[Rows from a figure dataset]
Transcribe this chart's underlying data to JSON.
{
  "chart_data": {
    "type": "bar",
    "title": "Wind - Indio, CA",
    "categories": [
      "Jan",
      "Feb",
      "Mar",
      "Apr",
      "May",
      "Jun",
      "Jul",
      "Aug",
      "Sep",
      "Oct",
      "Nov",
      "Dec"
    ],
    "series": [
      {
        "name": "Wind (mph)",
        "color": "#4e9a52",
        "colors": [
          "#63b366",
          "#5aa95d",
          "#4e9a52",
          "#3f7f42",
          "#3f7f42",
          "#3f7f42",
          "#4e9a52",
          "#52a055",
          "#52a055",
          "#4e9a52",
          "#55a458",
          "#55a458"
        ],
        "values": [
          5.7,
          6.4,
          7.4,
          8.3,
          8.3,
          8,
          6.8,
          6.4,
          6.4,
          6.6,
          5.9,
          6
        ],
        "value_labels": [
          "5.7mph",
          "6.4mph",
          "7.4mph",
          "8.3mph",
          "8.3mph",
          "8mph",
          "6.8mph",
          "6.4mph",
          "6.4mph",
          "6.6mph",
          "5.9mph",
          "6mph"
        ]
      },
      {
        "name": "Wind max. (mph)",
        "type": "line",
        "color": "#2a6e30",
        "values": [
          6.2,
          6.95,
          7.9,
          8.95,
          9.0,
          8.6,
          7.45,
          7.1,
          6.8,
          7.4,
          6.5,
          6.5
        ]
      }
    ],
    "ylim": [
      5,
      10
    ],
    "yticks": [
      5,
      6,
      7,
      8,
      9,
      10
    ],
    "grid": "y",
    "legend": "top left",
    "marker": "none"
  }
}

> [THE PROBLEM]
Check each line above for the word "Wind" and copy the ones that have it.

> [RESPONSE TO THE EXERCISE]
    "title": "Wind - Indio, CA",
        "name": "Wind (mph)",
        "name": "Wind max. (mph)",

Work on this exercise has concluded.